>> BEGIN Records shown
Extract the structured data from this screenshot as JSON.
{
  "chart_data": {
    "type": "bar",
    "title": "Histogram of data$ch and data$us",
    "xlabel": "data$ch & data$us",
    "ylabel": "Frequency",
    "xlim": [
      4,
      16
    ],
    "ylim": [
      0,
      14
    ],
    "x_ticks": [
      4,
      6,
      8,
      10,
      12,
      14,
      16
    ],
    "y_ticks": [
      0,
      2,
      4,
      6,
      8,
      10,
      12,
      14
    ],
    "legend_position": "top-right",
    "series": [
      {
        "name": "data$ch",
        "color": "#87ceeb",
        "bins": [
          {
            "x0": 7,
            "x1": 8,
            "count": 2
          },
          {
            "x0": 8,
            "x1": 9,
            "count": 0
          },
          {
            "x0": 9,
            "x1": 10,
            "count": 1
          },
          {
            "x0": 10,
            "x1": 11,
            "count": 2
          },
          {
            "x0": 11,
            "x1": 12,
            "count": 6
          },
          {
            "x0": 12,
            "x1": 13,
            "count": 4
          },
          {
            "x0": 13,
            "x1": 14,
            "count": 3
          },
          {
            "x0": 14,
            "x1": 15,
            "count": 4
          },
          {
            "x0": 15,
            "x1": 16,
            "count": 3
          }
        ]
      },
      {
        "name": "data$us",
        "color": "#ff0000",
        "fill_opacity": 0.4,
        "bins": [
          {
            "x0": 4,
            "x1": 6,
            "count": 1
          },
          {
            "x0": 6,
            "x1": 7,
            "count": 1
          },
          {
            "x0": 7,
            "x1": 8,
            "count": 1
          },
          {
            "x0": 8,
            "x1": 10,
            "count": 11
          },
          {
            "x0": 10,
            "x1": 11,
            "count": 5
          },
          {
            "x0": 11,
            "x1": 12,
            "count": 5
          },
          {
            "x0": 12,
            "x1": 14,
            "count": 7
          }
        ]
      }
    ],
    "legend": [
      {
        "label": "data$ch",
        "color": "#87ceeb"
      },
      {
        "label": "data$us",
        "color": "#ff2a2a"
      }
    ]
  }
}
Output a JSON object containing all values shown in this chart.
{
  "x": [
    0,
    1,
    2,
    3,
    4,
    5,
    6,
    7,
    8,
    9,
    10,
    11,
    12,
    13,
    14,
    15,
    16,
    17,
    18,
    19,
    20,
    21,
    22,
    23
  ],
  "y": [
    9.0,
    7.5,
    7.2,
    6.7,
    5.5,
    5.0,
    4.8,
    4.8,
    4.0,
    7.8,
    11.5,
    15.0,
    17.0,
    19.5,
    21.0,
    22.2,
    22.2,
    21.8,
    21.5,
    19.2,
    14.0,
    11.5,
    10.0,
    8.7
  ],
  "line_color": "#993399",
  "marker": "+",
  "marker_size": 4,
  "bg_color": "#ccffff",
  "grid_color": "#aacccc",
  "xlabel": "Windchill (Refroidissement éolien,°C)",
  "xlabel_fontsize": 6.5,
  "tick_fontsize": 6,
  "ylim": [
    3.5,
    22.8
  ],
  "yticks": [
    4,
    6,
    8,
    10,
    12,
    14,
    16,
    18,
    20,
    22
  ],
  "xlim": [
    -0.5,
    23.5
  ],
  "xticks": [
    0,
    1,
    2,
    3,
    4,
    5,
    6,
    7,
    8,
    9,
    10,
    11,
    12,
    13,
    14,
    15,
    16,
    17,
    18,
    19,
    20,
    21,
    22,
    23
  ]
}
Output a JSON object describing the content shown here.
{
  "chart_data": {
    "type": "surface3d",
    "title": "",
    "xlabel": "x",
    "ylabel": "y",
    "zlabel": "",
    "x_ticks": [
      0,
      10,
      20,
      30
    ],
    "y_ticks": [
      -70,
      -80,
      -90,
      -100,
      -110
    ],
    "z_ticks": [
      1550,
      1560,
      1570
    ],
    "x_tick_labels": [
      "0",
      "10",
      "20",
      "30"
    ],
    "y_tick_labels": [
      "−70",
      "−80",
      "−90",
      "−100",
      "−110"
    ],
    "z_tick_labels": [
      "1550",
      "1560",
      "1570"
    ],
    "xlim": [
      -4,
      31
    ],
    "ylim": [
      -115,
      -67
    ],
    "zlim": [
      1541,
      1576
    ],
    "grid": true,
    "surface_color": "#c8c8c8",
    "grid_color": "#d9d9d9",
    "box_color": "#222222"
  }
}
>> END Records shown
## Instructions to follow
All of the material above needs to be copied exactly.

## Completed exercise
Extract the structured data from this screenshot as JSON.
{
  "chart_data": {
    "type": "bar",
    "title": "Histogram of data$ch and data$us",
    "xlabel": "data$ch & data$us",
    "ylabel": "Frequency",
    "xlim": [
      4,
      16
    ],
    "ylim": [
      0,
      14
    ],
    "x_ticks": [
      4,
      6,
      8,
      10,
      12,
      14,
      16
    ],
    "y_ticks": [
      0,
      2,
      4,
      6,
      8,
      10,
      12,
      14
    ],
    "legend_position": "top-right",
    "series": [
      {
        "name": "data$ch",
        "color": "#87ceeb",
        "bins": [
          {
            "x0": 7,
            "x1": 8,
            "count": 2
          },
          {
            "x0": 8,
            "x1": 9,
            "count": 0
          },
          {
            "x0": 9,
            "x1": 10,
            "count": 1
          },
          {
            "x0": 10,
            "x1": 11,
            "count": 2
          },
          {
            "x0": 11,
            "x1": 12,
            "count": 6
          },
          {
            "x0": 12,
            "x1": 13,
            "count": 4
          },
          {
            "x0": 13,
            "x1": 14,
            "count": 3
          },
          {
            "x0": 14,
            "x1": 15,
            "count": 4
          },
          {
            "x0": 15,
            "x1": 16,
            "count": 3
          }
        ]
      },
      {
        "name": "data$us",
        "color": "#ff0000",
        "fill_opacity": 0.4,
        "bins": [
          {
            "x0": 4,
            "x1": 6,
            "count": 1
          },
          {
            "x0": 6,
            "x1": 7,
            "count": 1
          },
          {
            "x0": 7,
            "x1": 8,
            "count": 1
          },
          {
            "x0": 8,
            "x1": 10,
            "count": 11
          },
          {
            "x0": 10,
            "x1": 11,
            "count": 5
          },
          {
            "x0": 11,
            "x1": 12,
            "count": 5
          },
          {
            "x0": 12,
            "x1": 14,
            "count": 7
          }
        ]
      }
    ],
    "legend": [
      {
        "label": "data$ch",
        "color": "#87ceeb"
      },
      {
        "label": "data$us",
        "color": "#ff2a2a"
      }
    ]
  }
}
Output a JSON object containing all values shown in this chart.
{
  "x": [
    0,
    1,
    2,
    3,
    4,
    5,
    6,
    7,
    8,
    9,
    10,
    11,
    12,
    13,
    14,
    15,
    16,
    17,
    18,
    19,
    20,
    21,
    22,
    23
  ],
  "y": [
    9.0,
    7.5,
    7.2,
    6.7,
    5.5,
    5.0,
    4.8,
    4.8,
    4.0,
    7.8,
    11.5,
    15.0,
    17.0,
    19.5,
    21.0,
    22.2,
    22.2,
    21.8,
    21.5,
    19.2,
    14.0,
    11.5,
    10.0,
    8.7
  ],
  "line_color": "#993399",
  "marker": "+",
  "marker_size": 4,
  "bg_color": "#ccffff",
  "grid_color": "#aacccc",
  "xlabel": "Windchill (Refroidissement éolien,°C)",
  "xlabel_fontsize": 6.5,
  "tick_fontsize": 6,
  "ylim": [
    3.5,
    22.8
  ],
  "yticks": [
    4,
    6,
    8,
    10,
    12,
    14,
    16,
    18,
    20,
    22
  ],
  "xlim": [
    -0.5,
    23.5
  ],
  "xticks": [
    0,
    1,
    2,
    3,
    4,
    5,
    6,
    7,
    8,
    9,
    10,
    11,
    12,
    13,
    14,
    15,
    16,
    17,
    18,
    19,
    20,
    21,
    22,
    23
  ]
}
Output a JSON object describing the content shown here.
{
  "chart_data": {
    "type": "surface3d",
    "title": "",
    "xlabel": "x",
    "ylabel": "y",
    "zlabel": "",
    "x_ticks": [
      0,
      10,
      20,
      30
    ],
    "y_ticks": [
      -70,
      -80,
      -90,
      -100,
      -110
    ],
    "z_ticks": [
      1550,
      1560,
      1570
    ],
    "x_tick_labels": [
      "0",
      "10",
      "20",
      "30"
    ],
    "y_tick_labels": [
      "−70",
      "−80",
      "−90",
      "−100",
      "−110"
    ],
    "z_tick_labels": [
      "1550",
      "1560",
      "1570"
    ],
    "xlim": [
      -4,
      31
    ],
    "ylim": [
      -115,
      -67
    ],
    "zlim": [
      1541,
      1576
    ],
    "grid": true,
    "surface_color": "#c8c8c8",
    "grid_color": "#d9d9d9",
    "box_color": "#222222"
  }
}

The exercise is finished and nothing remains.